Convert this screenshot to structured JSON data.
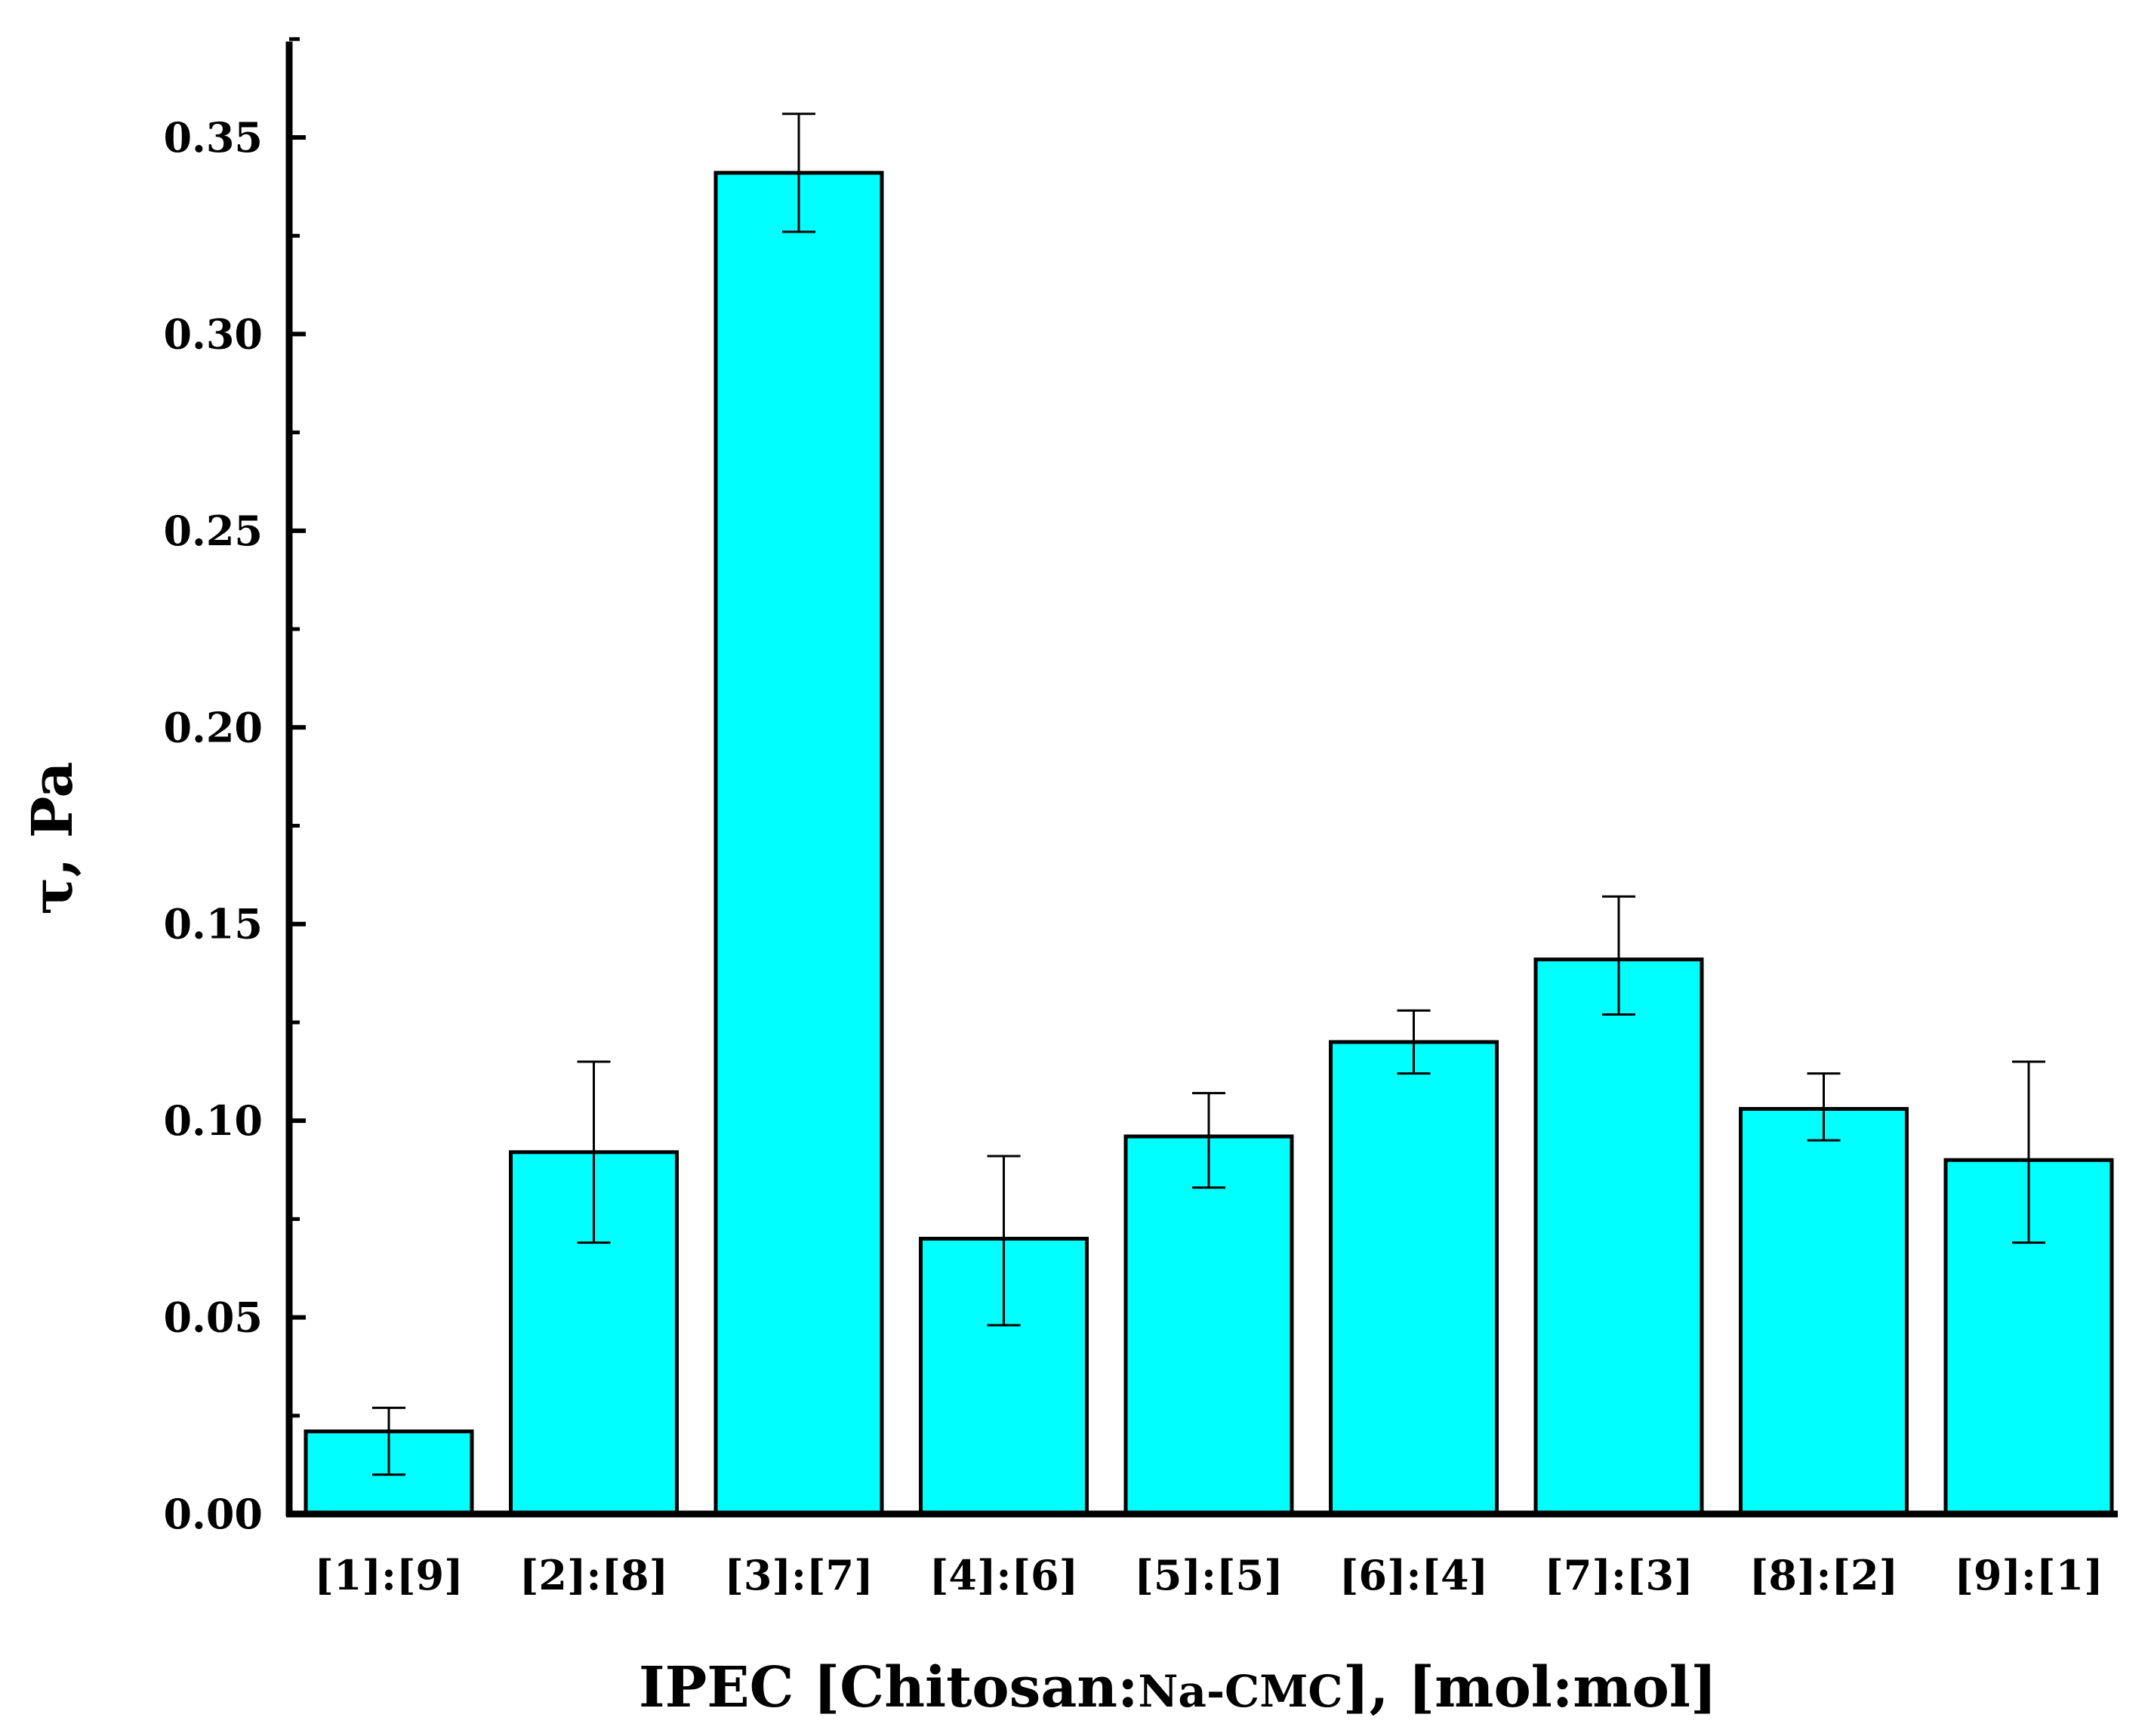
{
  "chart_data": {
    "type": "bar",
    "categories": [
      "[1]:[9]",
      "[2]:[8]",
      "[3]:[7]",
      "[4]:[6]",
      "[5]:[5]",
      "[6]:[4]",
      "[7]:[3]",
      "[8]:[2]",
      "[9]:[1]"
    ],
    "values": [
      0.021,
      0.092,
      0.341,
      0.07,
      0.096,
      0.12,
      0.141,
      0.103,
      0.09
    ],
    "error_upper": [
      0.027,
      0.115,
      0.356,
      0.091,
      0.107,
      0.128,
      0.157,
      0.112,
      0.115
    ],
    "error_lower": [
      0.01,
      0.069,
      0.326,
      0.048,
      0.083,
      0.112,
      0.127,
      0.095,
      0.069
    ],
    "ylim": [
      0,
      0.375
    ],
    "yticks": [
      "0.00",
      "0.05",
      "0.10",
      "0.15",
      "0.20",
      "0.25",
      "0.30",
      "0.35"
    ],
    "ylabel": "τ, Pa",
    "xlabel": {
      "prefix": "IPEC [Chitosan:",
      "small": "Na-CMC",
      "suffix": "], [mol:mol]"
    },
    "bar_color": "#00FFFF",
    "bar_edge_color": "#000000",
    "grid": false,
    "legend": false
  }
}
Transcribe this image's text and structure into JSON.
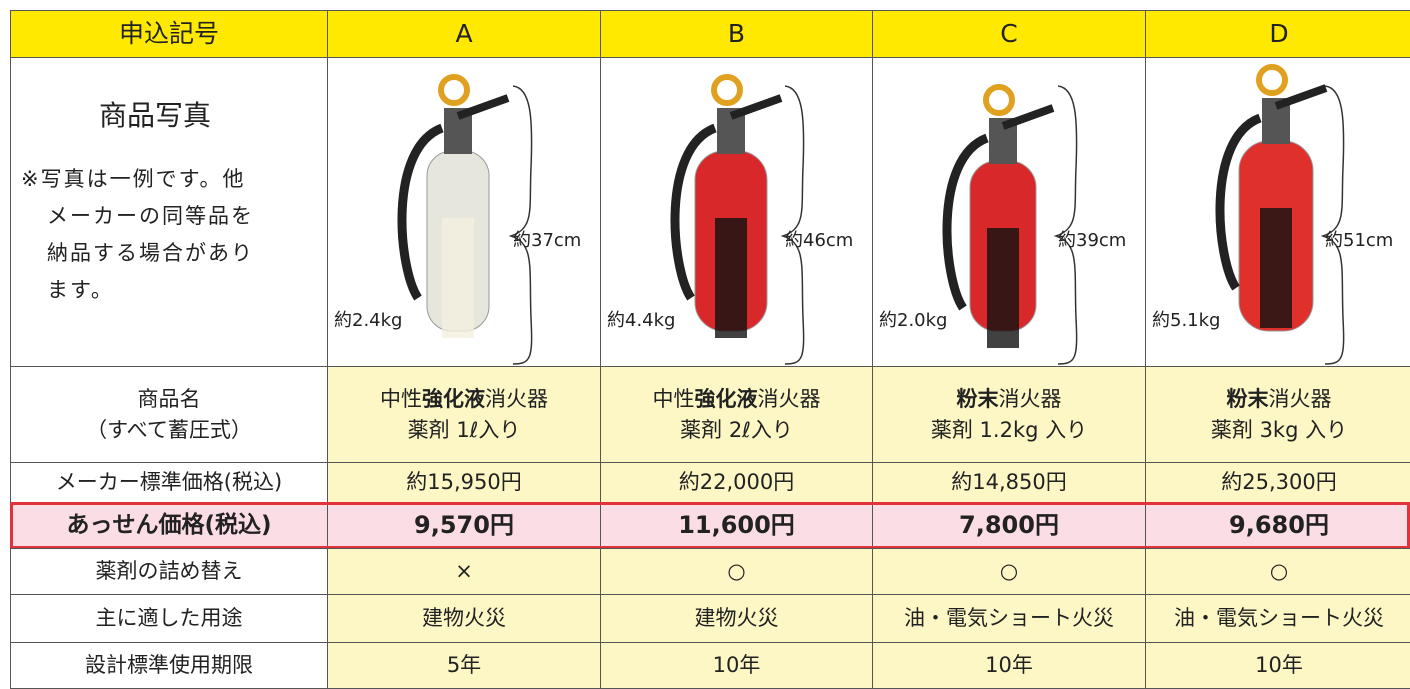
{
  "header": [
    "申込記号",
    "A",
    "B",
    "C",
    "D"
  ],
  "photo": {
    "label": "商品写真",
    "note": [
      "※写真は一例です。他",
      "メーカーの同等品を",
      "納品する場合があり",
      "ます。"
    ],
    "items": [
      {
        "height": "約37cm",
        "weight": "約2.4kg"
      },
      {
        "height": "約46cm",
        "weight": "約4.4kg"
      },
      {
        "height": "約39cm",
        "weight": "約2.0kg"
      },
      {
        "height": "約51cm",
        "weight": "約5.1kg"
      }
    ]
  },
  "name_row": {
    "label": [
      "商品名",
      "（すべて蓄圧式）"
    ],
    "items": [
      {
        "line1": [
          {
            "text": "中性",
            "bold": false
          },
          {
            "text": "強化液",
            "bold": true
          },
          {
            "text": "消火器",
            "bold": false
          }
        ],
        "line2": "薬剤 1ℓ入り"
      },
      {
        "line1": [
          {
            "text": "中性",
            "bold": false
          },
          {
            "text": "強化液",
            "bold": true
          },
          {
            "text": "消火器",
            "bold": false
          }
        ],
        "line2": "薬剤 2ℓ入り"
      },
      {
        "line1": [
          {
            "text": "粉末",
            "bold": true
          },
          {
            "text": "消火器",
            "bold": false
          }
        ],
        "line2": "薬剤 1.2kg 入り"
      },
      {
        "line1": [
          {
            "text": "粉末",
            "bold": true
          },
          {
            "text": "消火器",
            "bold": false
          }
        ],
        "line2": "薬剤 3kg 入り"
      }
    ]
  },
  "rows": [
    {
      "label": "メーカー標準価格(税込)",
      "values": [
        "約15,950円",
        "約22,000円",
        "約14,850円",
        "約25,300円"
      ]
    },
    {
      "label": "あっせん価格(税込)",
      "values": [
        "9,570円",
        "11,600円",
        "7,800円",
        "9,680円"
      ],
      "highlight": true
    },
    {
      "label": "薬剤の詰め替え",
      "values": [
        "×",
        "○",
        "○",
        "○"
      ]
    },
    {
      "label": "主に適した用途",
      "values": [
        "建物火災",
        "建物火災",
        "油・電気ショート火災",
        "油・電気ショート火災"
      ]
    },
    {
      "label": "設計標準使用期限",
      "values": [
        "5年",
        "10年",
        "10年",
        "10年"
      ]
    }
  ]
}
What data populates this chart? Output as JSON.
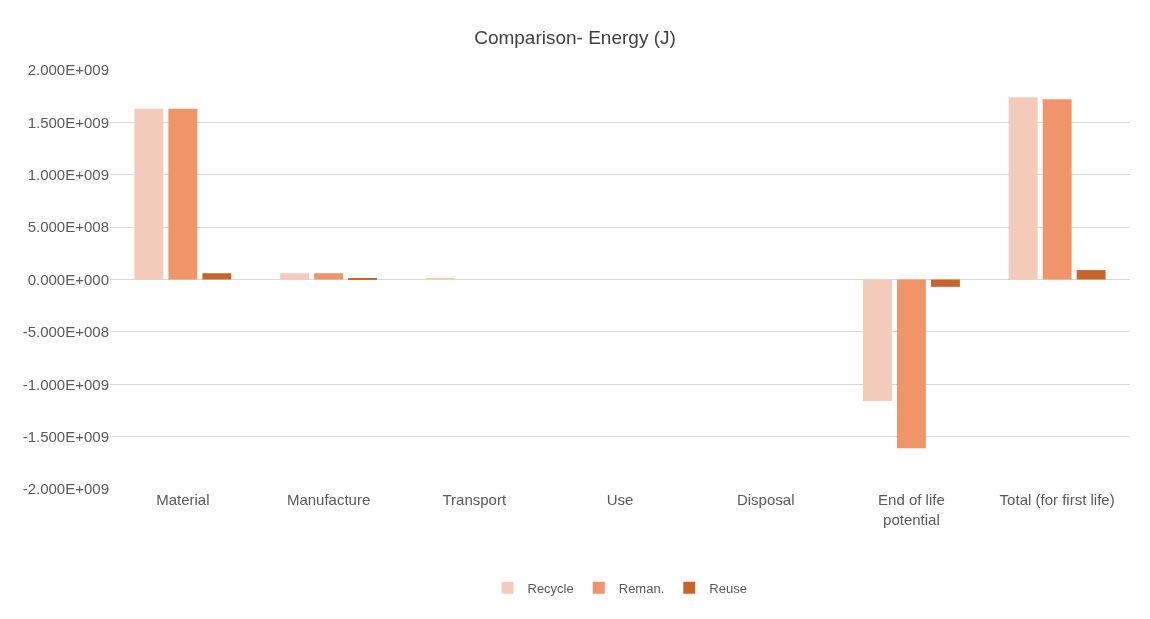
{
  "chart_data": {
    "type": "bar",
    "title": "Comparison- Energy (J)",
    "categories": [
      "Material",
      "Manufacture",
      "Transport",
      "Use",
      "Disposal",
      "End of life potential",
      "Total (for first life)"
    ],
    "series": [
      {
        "name": "Recycle",
        "color": "#f5cbbc",
        "values": [
          1630000000.0,
          60000000.0,
          10000000.0,
          0,
          0,
          -1160000000.0,
          1740000000.0
        ]
      },
      {
        "name": "Reman.",
        "color": "#f0956a",
        "values": [
          1630000000.0,
          60000000.0,
          0,
          0,
          0,
          -1610000000.0,
          1720000000.0
        ]
      },
      {
        "name": "Reuse",
        "color": "#c8652b",
        "values": [
          60000000.0,
          10000000.0,
          0,
          0,
          0,
          -70000000.0,
          90000000.0
        ]
      }
    ],
    "ylim": [
      -2000000000.0,
      2000000000.0
    ],
    "yticks": [
      {
        "value": -2000000000.0,
        "label": "-2.000E+009"
      },
      {
        "value": -1500000000.0,
        "label": "-1.500E+009"
      },
      {
        "value": -1000000000.0,
        "label": "-1.000E+009"
      },
      {
        "value": -500000000.0,
        "label": "-5.000E+008"
      },
      {
        "value": 0,
        "label": "0.000E+000"
      },
      {
        "value": 500000000.0,
        "label": "5.000E+008"
      },
      {
        "value": 1000000000.0,
        "label": "1.000E+009"
      },
      {
        "value": 1500000000.0,
        "label": "1.500E+009"
      },
      {
        "value": 2000000000.0,
        "label": "2.000E+009"
      }
    ],
    "grid": "y",
    "legend": "bottom"
  }
}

* GOAL
Keep the pictures out and write out the records exactly.

* SOLUTION
Convert this screenshot to structured JSON data.
{
  "chart_data": {
    "type": "bar",
    "categories": [
      "[1]:[9]",
      "[2]:[8]",
      "[3]:[7]",
      "[4]:[6]",
      "[5]:[5]",
      "[6]:[4]",
      "[7]:[3]",
      "[8]:[2]",
      "[9]:[1]"
    ],
    "values": [
      0.021,
      0.092,
      0.341,
      0.07,
      0.096,
      0.12,
      0.141,
      0.103,
      0.09
    ],
    "error_upper": [
      0.027,
      0.115,
      0.356,
      0.091,
      0.107,
      0.128,
      0.157,
      0.112,
      0.115
    ],
    "error_lower": [
      0.01,
      0.069,
      0.326,
      0.048,
      0.083,
      0.112,
      0.127,
      0.095,
      0.069
    ],
    "ylim": [
      0,
      0.375
    ],
    "yticks": [
      "0.00",
      "0.05",
      "0.10",
      "0.15",
      "0.20",
      "0.25",
      "0.30",
      "0.35"
    ],
    "ylabel": "τ, Pa",
    "xlabel": {
      "prefix": "IPEC [Chitosan:",
      "small": "Na-CMC",
      "suffix": "], [mol:mol]"
    },
    "bar_color": "#00FFFF",
    "bar_edge_color": "#000000",
    "grid": false,
    "legend": false
  }
}
Transcribe this image's text and structure into JSON.
{
  "header": [
    "申込記号",
    "A",
    "B",
    "C",
    "D"
  ],
  "photo": {
    "label": "商品写真",
    "note": [
      "※写真は一例です。他",
      "メーカーの同等品を",
      "納品する場合があり",
      "ます。"
    ],
    "items": [
      {
        "height": "約37cm",
        "weight": "約2.4kg"
      },
      {
        "height": "約46cm",
        "weight": "約4.4kg"
      },
      {
        "height": "約39cm",
        "weight": "約2.0kg"
      },
      {
        "height": "約51cm",
        "weight": "約5.1kg"
      }
    ]
  },
  "name_row": {
    "label": [
      "商品名",
      "（すべて蓄圧式）"
    ],
    "items": [
      {
        "line1": [
          {
            "text": "中性",
            "bold": false
          },
          {
            "text": "強化液",
            "bold": true
          },
          {
            "text": "消火器",
            "bold": false
          }
        ],
        "line2": "薬剤 1ℓ入り"
      },
      {
        "line1": [
          {
            "text": "中性",
            "bold": false
          },
          {
            "text": "強化液",
            "bold": true
          },
          {
            "text": "消火器",
            "bold": false
          }
        ],
        "line2": "薬剤 2ℓ入り"
      },
      {
        "line1": [
          {
            "text": "粉末",
            "bold": true
          },
          {
            "text": "消火器",
            "bold": false
          }
        ],
        "line2": "薬剤 1.2kg 入り"
      },
      {
        "line1": [
          {
            "text": "粉末",
            "bold": true
          },
          {
            "text": "消火器",
            "bold": false
          }
        ],
        "line2": "薬剤 3kg 入り"
      }
    ]
  },
  "rows": [
    {
      "label": "メーカー標準価格(税込)",
      "values": [
        "約15,950円",
        "約22,000円",
        "約14,850円",
        "約25,300円"
      ]
    },
    {
      "label": "あっせん価格(税込)",
      "values": [
        "9,570円",
        "11,600円",
        "7,800円",
        "9,680円"
      ],
      "highlight": true
    },
    {
      "label": "薬剤の詰め替え",
      "values": [
        "×",
        "○",
        "○",
        "○"
      ]
    },
    {
      "label": "主に適した用途",
      "values": [
        "建物火災",
        "建物火災",
        "油・電気ショート火災",
        "油・電気ショート火災"
      ]
    },
    {
      "label": "設計標準使用期限",
      "values": [
        "5年",
        "10年",
        "10年",
        "10年"
      ]
    }
  ]
}
What data populates this chart? Output as JSON.
{
  "chart_data": {
    "type": "bar",
    "title": "Comparison- Energy (J)",
    "categories": [
      "Material",
      "Manufacture",
      "Transport",
      "Use",
      "Disposal",
      "End of life potential",
      "Total (for first life)"
    ],
    "series": [
      {
        "name": "Recycle",
        "color": "#f5cbbc",
        "values": [
          1630000000.0,
          60000000.0,
          10000000.0,
          0,
          0,
          -1160000000.0,
          1740000000.0
        ]
      },
      {
        "name": "Reman.",
        "color": "#f0956a",
        "values": [
          1630000000.0,
          60000000.0,
          0,
          0,
          0,
          -1610000000.0,
          1720000000.0
        ]
      },
      {
        "name": "Reuse",
        "color": "#c8652b",
        "values": [
          60000000.0,
          10000000.0,
          0,
          0,
          0,
          -70000000.0,
          90000000.0
        ]
      }
    ],
    "ylim": [
      -2000000000.0,
      2000000000.0
    ],
    "yticks": [
      {
        "value": -2000000000.0,
        "label": "-2.000E+009"
      },
      {
        "value": -1500000000.0,
        "label": "-1.500E+009"
      },
      {
        "value": -1000000000.0,
        "label": "-1.000E+009"
      },
      {
        "value": -500000000.0,
        "label": "-5.000E+008"
      },
      {
        "value": 0,
        "label": "0.000E+000"
      },
      {
        "value": 500000000.0,
        "label": "5.000E+008"
      },
      {
        "value": 1000000000.0,
        "label": "1.000E+009"
      },
      {
        "value": 1500000000.0,
        "label": "1.500E+009"
      },
      {
        "value": 2000000000.0,
        "label": "2.000E+009"
      }
    ],
    "grid": "y",
    "legend": "bottom"
  }
}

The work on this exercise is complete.